# [SET PROBLEM]
The records should be repeated word for word, pictures excluded.

━━━━━ EXERCISE DATA

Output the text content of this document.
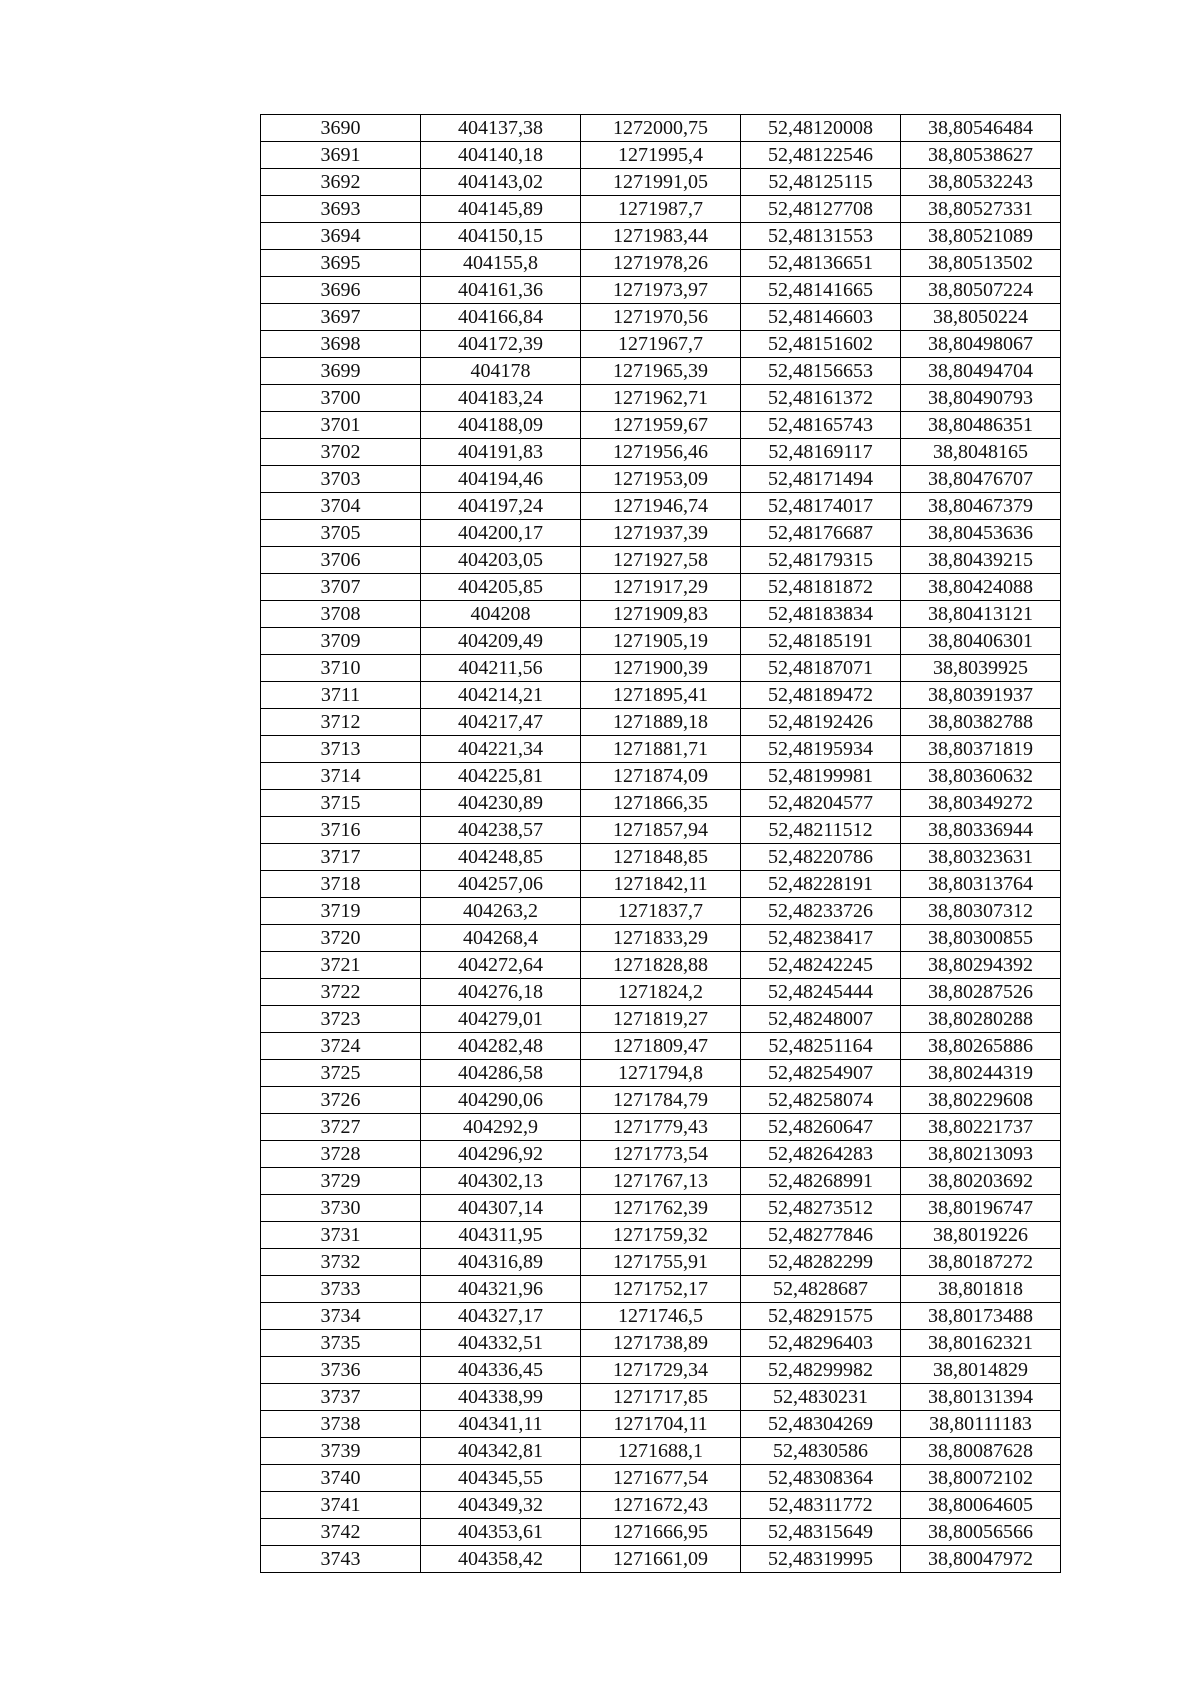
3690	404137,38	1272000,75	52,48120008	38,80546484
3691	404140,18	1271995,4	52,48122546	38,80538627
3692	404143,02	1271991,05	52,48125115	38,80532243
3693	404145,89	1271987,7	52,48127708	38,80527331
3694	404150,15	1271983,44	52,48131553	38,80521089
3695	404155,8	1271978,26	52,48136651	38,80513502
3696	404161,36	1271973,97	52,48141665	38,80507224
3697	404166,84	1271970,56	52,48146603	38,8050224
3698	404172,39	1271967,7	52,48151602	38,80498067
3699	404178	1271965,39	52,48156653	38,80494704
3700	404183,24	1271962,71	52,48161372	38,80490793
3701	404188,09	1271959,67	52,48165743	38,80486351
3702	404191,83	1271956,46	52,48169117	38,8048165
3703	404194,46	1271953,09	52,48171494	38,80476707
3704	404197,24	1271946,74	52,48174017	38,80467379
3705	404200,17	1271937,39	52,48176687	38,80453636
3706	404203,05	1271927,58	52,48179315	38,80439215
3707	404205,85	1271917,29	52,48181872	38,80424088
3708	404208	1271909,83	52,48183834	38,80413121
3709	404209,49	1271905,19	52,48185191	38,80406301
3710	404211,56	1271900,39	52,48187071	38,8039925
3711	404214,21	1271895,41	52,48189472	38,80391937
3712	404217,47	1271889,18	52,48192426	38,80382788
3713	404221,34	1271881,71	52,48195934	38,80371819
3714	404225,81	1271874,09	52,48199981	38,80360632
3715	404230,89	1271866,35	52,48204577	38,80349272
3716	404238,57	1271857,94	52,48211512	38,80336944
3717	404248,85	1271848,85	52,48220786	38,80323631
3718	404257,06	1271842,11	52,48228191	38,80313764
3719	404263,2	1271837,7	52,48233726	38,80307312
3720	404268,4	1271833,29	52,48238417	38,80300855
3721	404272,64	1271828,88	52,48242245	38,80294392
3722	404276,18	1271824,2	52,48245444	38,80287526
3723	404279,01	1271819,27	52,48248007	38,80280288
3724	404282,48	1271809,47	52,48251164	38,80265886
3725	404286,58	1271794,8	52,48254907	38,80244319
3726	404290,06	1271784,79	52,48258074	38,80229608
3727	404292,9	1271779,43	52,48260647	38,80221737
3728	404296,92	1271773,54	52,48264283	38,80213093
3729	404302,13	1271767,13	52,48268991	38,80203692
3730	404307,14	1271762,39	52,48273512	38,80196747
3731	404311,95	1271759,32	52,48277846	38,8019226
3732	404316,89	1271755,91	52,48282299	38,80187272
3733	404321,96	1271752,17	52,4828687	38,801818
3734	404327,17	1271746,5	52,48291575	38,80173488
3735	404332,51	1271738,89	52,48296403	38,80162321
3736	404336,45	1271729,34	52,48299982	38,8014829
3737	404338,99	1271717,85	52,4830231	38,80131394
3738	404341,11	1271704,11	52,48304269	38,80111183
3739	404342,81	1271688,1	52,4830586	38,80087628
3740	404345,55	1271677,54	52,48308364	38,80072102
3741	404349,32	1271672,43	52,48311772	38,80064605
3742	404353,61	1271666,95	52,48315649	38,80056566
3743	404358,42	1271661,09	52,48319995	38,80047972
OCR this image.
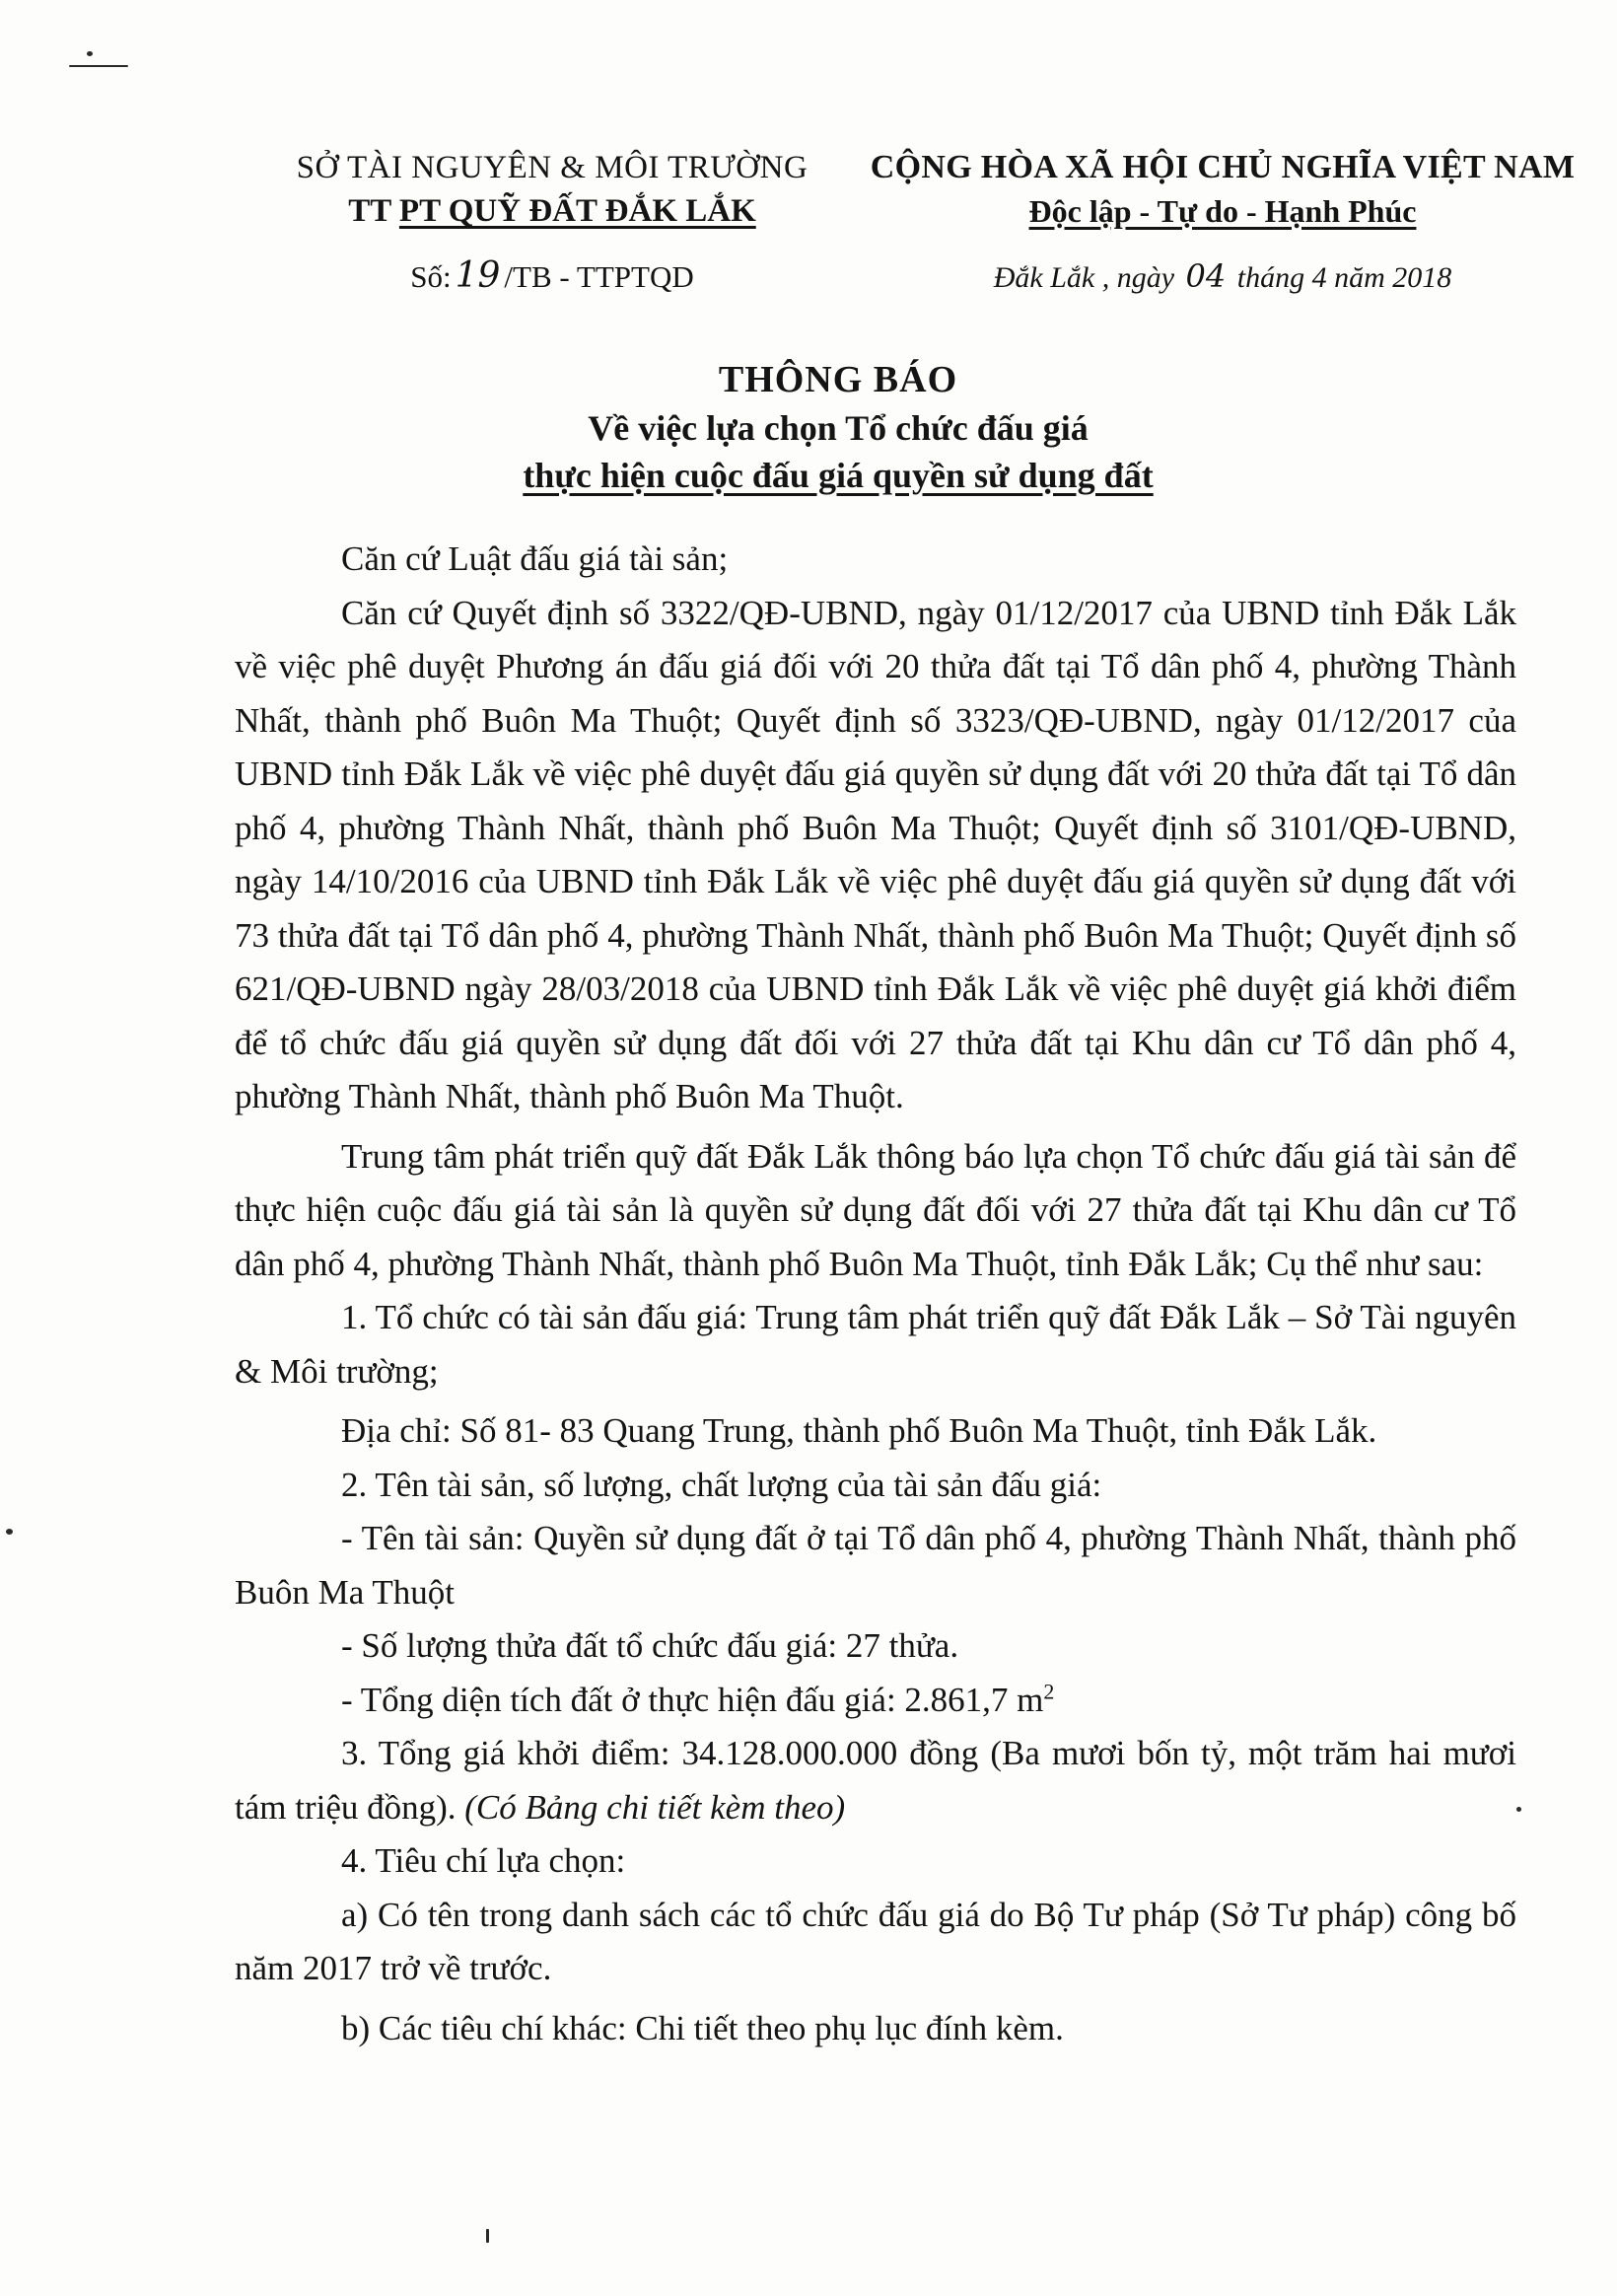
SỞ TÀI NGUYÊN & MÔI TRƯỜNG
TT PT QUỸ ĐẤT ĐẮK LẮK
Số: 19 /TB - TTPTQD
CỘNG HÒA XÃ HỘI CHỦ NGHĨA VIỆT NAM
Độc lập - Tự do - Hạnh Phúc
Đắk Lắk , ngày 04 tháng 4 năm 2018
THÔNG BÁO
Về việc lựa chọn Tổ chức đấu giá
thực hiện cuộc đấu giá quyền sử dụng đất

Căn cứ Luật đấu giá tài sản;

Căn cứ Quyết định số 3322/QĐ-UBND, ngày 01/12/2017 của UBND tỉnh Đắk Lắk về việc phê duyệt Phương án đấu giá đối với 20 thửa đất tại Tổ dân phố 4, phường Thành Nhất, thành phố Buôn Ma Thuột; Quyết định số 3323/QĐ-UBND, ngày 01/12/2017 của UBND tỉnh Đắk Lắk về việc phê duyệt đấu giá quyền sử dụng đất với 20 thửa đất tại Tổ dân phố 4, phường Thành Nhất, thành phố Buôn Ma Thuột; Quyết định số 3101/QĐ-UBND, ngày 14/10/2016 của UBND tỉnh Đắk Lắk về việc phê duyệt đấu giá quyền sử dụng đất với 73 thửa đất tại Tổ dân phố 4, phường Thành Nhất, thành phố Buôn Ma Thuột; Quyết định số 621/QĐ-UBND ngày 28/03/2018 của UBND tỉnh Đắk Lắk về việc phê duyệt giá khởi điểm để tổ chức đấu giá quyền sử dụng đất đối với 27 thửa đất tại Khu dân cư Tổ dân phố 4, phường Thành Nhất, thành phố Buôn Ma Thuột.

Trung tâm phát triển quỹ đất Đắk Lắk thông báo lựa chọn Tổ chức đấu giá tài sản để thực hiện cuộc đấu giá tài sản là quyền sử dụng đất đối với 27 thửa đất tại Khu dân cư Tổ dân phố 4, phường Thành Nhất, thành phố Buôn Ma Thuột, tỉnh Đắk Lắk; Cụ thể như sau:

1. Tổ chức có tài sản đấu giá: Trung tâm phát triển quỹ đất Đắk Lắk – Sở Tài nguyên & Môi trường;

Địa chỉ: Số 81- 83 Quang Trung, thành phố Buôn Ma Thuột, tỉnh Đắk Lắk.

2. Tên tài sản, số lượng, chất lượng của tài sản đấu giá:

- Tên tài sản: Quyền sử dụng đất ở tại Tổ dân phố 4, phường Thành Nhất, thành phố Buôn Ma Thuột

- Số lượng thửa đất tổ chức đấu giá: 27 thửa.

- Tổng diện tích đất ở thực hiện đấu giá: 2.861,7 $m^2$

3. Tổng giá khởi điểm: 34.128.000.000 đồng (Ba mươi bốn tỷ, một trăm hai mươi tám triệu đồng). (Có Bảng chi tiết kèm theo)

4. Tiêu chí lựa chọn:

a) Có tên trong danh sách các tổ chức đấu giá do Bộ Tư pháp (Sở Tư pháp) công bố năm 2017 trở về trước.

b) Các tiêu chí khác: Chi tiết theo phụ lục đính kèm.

━━━━━━━━━━

# [EXERCISE RESPONSE]
Output the text content of this document.
3690	404137,38	1272000,75	52,48120008	38,80546484
3691	404140,18	1271995,4	52,48122546	38,80538627
3692	404143,02	1271991,05	52,48125115	38,80532243
3693	404145,89	1271987,7	52,48127708	38,80527331
3694	404150,15	1271983,44	52,48131553	38,80521089
3695	404155,8	1271978,26	52,48136651	38,80513502
3696	404161,36	1271973,97	52,48141665	38,80507224
3697	404166,84	1271970,56	52,48146603	38,8050224
3698	404172,39	1271967,7	52,48151602	38,80498067
3699	404178	1271965,39	52,48156653	38,80494704
3700	404183,24	1271962,71	52,48161372	38,80490793
3701	404188,09	1271959,67	52,48165743	38,80486351
3702	404191,83	1271956,46	52,48169117	38,8048165
3703	404194,46	1271953,09	52,48171494	38,80476707
3704	404197,24	1271946,74	52,48174017	38,80467379
3705	404200,17	1271937,39	52,48176687	38,80453636
3706	404203,05	1271927,58	52,48179315	38,80439215
3707	404205,85	1271917,29	52,48181872	38,80424088
3708	404208	1271909,83	52,48183834	38,80413121
3709	404209,49	1271905,19	52,48185191	38,80406301
3710	404211,56	1271900,39	52,48187071	38,8039925
3711	404214,21	1271895,41	52,48189472	38,80391937
3712	404217,47	1271889,18	52,48192426	38,80382788
3713	404221,34	1271881,71	52,48195934	38,80371819
3714	404225,81	1271874,09	52,48199981	38,80360632
3715	404230,89	1271866,35	52,48204577	38,80349272
3716	404238,57	1271857,94	52,48211512	38,80336944
3717	404248,85	1271848,85	52,48220786	38,80323631
3718	404257,06	1271842,11	52,48228191	38,80313764
3719	404263,2	1271837,7	52,48233726	38,80307312
3720	404268,4	1271833,29	52,48238417	38,80300855
3721	404272,64	1271828,88	52,48242245	38,80294392
3722	404276,18	1271824,2	52,48245444	38,80287526
3723	404279,01	1271819,27	52,48248007	38,80280288
3724	404282,48	1271809,47	52,48251164	38,80265886
3725	404286,58	1271794,8	52,48254907	38,80244319
3726	404290,06	1271784,79	52,48258074	38,80229608
3727	404292,9	1271779,43	52,48260647	38,80221737
3728	404296,92	1271773,54	52,48264283	38,80213093
3729	404302,13	1271767,13	52,48268991	38,80203692
3730	404307,14	1271762,39	52,48273512	38,80196747
3731	404311,95	1271759,32	52,48277846	38,8019226
3732	404316,89	1271755,91	52,48282299	38,80187272
3733	404321,96	1271752,17	52,4828687	38,801818
3734	404327,17	1271746,5	52,48291575	38,80173488
3735	404332,51	1271738,89	52,48296403	38,80162321
3736	404336,45	1271729,34	52,48299982	38,8014829
3737	404338,99	1271717,85	52,4830231	38,80131394
3738	404341,11	1271704,11	52,48304269	38,80111183
3739	404342,81	1271688,1	52,4830586	38,80087628
3740	404345,55	1271677,54	52,48308364	38,80072102
3741	404349,32	1271672,43	52,48311772	38,80064605
3742	404353,61	1271666,95	52,48315649	38,80056566
3743	404358,42	1271661,09	52,48319995	38,80047972
OCR this image.
SỞ TÀI NGUYÊN & MÔI TRƯỜNG
TT PT QUỸ ĐẤT ĐẮK LẮK
Số: 19 /TB - TTPTQD
CỘNG HÒA XÃ HỘI CHỦ NGHĨA VIỆT NAM
Độc lập - Tự do - Hạnh Phúc
Đắk Lắk , ngày 04 tháng 4 năm 2018
THÔNG BÁO
Về việc lựa chọn Tổ chức đấu giá
thực hiện cuộc đấu giá quyền sử dụng đất

Căn cứ Luật đấu giá tài sản;

Căn cứ Quyết định số 3322/QĐ-UBND, ngày 01/12/2017 của UBND tỉnh Đắk Lắk về việc phê duyệt Phương án đấu giá đối với 20 thửa đất tại Tổ dân phố 4, phường Thành Nhất, thành phố Buôn Ma Thuột; Quyết định số 3323/QĐ-UBND, ngày 01/12/2017 của UBND tỉnh Đắk Lắk về việc phê duyệt đấu giá quyền sử dụng đất với 20 thửa đất tại Tổ dân phố 4, phường Thành Nhất, thành phố Buôn Ma Thuột; Quyết định số 3101/QĐ-UBND, ngày 14/10/2016 của UBND tỉnh Đắk Lắk về việc phê duyệt đấu giá quyền sử dụng đất với 73 thửa đất tại Tổ dân phố 4, phường Thành Nhất, thành phố Buôn Ma Thuột; Quyết định số 621/QĐ-UBND ngày 28/03/2018 của UBND tỉnh Đắk Lắk về việc phê duyệt giá khởi điểm để tổ chức đấu giá quyền sử dụng đất đối với 27 thửa đất tại Khu dân cư Tổ dân phố 4, phường Thành Nhất, thành phố Buôn Ma Thuột.

Trung tâm phát triển quỹ đất Đắk Lắk thông báo lựa chọn Tổ chức đấu giá tài sản để thực hiện cuộc đấu giá tài sản là quyền sử dụng đất đối với 27 thửa đất tại Khu dân cư Tổ dân phố 4, phường Thành Nhất, thành phố Buôn Ma Thuột, tỉnh Đắk Lắk; Cụ thể như sau:

1. Tổ chức có tài sản đấu giá: Trung tâm phát triển quỹ đất Đắk Lắk – Sở Tài nguyên & Môi trường;

Địa chỉ: Số 81- 83 Quang Trung, thành phố Buôn Ma Thuột, tỉnh Đắk Lắk.

2. Tên tài sản, số lượng, chất lượng của tài sản đấu giá:

- Tên tài sản: Quyền sử dụng đất ở tại Tổ dân phố 4, phường Thành Nhất, thành phố Buôn Ma Thuột

- Số lượng thửa đất tổ chức đấu giá: 27 thửa.

- Tổng diện tích đất ở thực hiện đấu giá: 2.861,7 $m^2$

3. Tổng giá khởi điểm: 34.128.000.000 đồng (Ba mươi bốn tỷ, một trăm hai mươi tám triệu đồng). (Có Bảng chi tiết kèm theo)

4. Tiêu chí lựa chọn:

a) Có tên trong danh sách các tổ chức đấu giá do Bộ Tư pháp (Sở Tư pháp) công bố năm 2017 trở về trước.

b) Các tiêu chí khác: Chi tiết theo phụ lục đính kèm.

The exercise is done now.